REQUIREMENTS:
Copy each line holding the string "negocios".

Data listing
◇ ◇ ◇ ◇
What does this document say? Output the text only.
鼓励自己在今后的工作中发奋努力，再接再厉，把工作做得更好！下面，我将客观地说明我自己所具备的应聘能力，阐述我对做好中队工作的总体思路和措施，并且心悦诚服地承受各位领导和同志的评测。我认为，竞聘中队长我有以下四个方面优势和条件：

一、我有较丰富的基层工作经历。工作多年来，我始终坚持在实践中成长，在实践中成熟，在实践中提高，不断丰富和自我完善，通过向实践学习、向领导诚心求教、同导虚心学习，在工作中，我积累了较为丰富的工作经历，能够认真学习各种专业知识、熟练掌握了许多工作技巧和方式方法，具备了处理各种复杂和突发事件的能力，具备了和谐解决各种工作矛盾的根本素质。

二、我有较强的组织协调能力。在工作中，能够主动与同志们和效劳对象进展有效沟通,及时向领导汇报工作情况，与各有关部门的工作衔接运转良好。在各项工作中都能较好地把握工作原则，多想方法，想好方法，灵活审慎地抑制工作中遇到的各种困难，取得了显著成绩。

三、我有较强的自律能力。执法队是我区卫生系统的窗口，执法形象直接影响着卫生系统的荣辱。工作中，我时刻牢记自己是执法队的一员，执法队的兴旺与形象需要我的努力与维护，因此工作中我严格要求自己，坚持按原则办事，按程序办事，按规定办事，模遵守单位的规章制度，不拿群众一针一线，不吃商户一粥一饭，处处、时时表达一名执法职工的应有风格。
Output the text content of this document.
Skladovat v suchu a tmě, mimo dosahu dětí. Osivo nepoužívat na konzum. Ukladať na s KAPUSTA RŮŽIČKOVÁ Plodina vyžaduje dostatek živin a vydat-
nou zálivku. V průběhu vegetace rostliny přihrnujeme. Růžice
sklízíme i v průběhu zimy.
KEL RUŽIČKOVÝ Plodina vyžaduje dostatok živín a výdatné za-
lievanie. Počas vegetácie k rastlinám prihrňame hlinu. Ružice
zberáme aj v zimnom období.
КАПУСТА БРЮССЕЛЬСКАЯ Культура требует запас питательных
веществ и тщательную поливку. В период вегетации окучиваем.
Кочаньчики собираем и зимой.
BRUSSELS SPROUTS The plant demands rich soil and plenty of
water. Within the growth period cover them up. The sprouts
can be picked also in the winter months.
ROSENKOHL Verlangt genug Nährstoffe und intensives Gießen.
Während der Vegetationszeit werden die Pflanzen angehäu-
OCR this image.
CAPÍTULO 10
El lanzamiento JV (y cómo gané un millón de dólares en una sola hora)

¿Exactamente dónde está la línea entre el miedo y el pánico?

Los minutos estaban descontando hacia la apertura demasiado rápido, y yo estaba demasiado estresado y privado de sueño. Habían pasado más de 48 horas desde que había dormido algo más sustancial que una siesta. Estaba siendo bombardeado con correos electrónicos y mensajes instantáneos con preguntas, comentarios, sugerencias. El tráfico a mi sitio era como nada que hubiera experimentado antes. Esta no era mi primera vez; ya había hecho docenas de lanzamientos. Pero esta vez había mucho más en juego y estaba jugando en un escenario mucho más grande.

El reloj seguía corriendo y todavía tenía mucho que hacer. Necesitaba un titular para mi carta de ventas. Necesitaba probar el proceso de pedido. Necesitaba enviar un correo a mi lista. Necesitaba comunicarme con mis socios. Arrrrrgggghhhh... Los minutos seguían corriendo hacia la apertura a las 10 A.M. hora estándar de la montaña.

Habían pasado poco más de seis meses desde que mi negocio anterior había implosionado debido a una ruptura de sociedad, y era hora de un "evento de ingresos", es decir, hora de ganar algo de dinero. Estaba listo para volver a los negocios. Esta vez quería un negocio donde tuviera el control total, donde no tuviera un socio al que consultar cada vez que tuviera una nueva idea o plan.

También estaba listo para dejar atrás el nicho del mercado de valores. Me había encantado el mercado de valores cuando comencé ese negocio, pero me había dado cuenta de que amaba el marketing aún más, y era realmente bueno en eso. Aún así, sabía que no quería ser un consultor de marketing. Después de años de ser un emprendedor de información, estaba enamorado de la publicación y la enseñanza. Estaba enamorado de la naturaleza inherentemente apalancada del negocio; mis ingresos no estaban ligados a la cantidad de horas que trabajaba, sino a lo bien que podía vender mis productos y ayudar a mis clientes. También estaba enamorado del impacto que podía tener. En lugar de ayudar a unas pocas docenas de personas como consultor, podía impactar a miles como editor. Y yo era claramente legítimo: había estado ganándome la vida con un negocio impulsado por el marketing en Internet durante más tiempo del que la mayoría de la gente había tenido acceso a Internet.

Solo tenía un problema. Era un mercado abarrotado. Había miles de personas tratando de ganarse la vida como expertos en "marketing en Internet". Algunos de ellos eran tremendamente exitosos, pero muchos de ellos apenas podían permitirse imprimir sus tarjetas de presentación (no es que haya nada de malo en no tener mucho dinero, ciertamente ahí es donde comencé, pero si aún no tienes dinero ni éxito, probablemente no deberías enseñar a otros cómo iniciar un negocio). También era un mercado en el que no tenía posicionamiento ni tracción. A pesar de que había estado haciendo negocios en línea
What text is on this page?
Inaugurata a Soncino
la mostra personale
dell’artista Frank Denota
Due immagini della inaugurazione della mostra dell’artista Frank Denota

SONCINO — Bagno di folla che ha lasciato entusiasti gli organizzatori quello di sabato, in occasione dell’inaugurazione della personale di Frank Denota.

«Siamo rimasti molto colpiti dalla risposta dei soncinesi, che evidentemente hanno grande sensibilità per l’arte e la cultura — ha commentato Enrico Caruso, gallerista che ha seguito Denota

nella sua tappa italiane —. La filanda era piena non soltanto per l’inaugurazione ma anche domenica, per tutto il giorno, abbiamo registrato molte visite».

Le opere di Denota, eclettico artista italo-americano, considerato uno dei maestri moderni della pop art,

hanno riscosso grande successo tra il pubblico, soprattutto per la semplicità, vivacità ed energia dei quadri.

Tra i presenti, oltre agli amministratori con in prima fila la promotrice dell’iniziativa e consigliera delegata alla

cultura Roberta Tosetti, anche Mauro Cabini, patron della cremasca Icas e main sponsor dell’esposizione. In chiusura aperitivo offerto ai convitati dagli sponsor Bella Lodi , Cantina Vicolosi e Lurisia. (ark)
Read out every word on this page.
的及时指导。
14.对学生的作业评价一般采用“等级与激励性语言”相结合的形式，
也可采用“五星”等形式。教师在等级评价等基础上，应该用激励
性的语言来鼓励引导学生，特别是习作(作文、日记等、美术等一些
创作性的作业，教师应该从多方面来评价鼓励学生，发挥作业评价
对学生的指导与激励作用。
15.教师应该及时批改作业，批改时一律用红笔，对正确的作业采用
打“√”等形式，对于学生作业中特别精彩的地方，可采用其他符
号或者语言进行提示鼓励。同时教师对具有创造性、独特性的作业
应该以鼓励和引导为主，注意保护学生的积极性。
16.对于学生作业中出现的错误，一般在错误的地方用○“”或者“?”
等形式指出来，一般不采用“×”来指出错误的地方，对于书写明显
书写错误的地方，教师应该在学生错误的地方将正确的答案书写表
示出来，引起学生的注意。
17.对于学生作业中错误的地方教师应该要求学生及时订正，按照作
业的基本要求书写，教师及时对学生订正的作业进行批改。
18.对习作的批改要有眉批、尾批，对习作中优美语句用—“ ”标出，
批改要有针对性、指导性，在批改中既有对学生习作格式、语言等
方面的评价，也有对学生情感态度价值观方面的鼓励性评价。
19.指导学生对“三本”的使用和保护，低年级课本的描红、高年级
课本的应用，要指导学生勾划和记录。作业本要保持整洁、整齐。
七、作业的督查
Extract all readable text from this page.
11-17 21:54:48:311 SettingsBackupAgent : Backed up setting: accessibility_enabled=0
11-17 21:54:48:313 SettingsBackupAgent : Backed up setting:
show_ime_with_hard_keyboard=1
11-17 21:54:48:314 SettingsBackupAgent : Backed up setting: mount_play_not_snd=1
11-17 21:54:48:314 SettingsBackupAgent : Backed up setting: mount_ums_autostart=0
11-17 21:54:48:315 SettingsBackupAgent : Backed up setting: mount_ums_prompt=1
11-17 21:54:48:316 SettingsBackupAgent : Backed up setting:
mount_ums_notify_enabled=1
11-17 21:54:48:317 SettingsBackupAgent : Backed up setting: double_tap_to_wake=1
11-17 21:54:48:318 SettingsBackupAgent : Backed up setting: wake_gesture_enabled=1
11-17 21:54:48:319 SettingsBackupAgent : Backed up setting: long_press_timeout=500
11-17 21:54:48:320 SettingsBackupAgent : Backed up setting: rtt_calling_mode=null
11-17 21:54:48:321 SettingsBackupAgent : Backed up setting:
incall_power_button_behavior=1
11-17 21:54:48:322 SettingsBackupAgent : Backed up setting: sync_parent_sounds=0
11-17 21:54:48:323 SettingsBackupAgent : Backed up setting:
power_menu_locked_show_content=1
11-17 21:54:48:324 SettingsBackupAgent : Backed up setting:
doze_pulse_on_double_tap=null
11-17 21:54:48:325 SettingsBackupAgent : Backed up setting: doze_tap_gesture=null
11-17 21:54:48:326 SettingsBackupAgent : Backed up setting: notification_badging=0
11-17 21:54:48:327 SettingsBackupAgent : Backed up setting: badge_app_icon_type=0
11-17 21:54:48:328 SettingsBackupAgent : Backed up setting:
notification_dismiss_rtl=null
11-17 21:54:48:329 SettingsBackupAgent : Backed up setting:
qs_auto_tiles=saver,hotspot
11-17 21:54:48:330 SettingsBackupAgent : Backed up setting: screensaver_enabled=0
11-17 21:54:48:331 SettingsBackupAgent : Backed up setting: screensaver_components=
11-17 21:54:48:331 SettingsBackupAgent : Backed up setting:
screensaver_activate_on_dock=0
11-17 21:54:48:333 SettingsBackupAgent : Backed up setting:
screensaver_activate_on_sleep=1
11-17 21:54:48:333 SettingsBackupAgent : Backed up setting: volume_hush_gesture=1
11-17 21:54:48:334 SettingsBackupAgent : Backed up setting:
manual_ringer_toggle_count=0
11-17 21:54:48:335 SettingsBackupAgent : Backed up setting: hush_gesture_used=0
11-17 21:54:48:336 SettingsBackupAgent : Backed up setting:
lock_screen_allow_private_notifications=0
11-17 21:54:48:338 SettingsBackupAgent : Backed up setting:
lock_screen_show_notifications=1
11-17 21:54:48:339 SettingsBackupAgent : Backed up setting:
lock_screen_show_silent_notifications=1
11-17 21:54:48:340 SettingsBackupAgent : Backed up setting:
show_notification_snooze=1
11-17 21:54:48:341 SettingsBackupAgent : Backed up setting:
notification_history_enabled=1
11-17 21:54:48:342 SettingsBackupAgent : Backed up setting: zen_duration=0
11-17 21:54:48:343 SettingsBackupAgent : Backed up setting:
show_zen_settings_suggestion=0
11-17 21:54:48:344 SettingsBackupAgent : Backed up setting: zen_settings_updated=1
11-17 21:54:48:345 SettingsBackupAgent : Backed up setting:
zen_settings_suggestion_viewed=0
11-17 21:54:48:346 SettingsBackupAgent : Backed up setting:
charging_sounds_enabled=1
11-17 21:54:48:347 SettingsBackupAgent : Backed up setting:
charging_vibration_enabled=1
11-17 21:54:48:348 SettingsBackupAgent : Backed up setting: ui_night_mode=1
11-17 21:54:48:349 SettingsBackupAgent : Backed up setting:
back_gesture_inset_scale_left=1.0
◇ ◇ ◇ ◇
ANSWER IN FULL:
Habían pasado poco más de seis meses desde que mi negocio anterior había implosionado debido a una ruptura de sociedad, y era hora de un "evento de ingresos", es decir, hora de ganar algo de dinero. Estaba listo para volver a los negocios. Esta vez quería un negocio donde tuviera el control total, donde no tuviera un socio al que consultar cada vez que tuviera una nueva idea o plan.
Solo tenía un problema. Era un mercado abarrotado. Había miles de personas tratando de ganarse la vida como expertos en "marketing en Internet". Algunos de ellos eran tremendamente exitosos, pero muchos de ellos apenas podían permitirse imprimir sus tarjetas de presentación (no es que haya nada de malo en no tener mucho dinero, ciertamente ahí es donde comencé, pero si aún no tienes dinero ni éxito, probablemente no deberías enseñar a otros cómo iniciar un negocio). También era un mercado en el que no tenía posicionamiento ni tracción. A pesar de que había estado haciendo negocios en línea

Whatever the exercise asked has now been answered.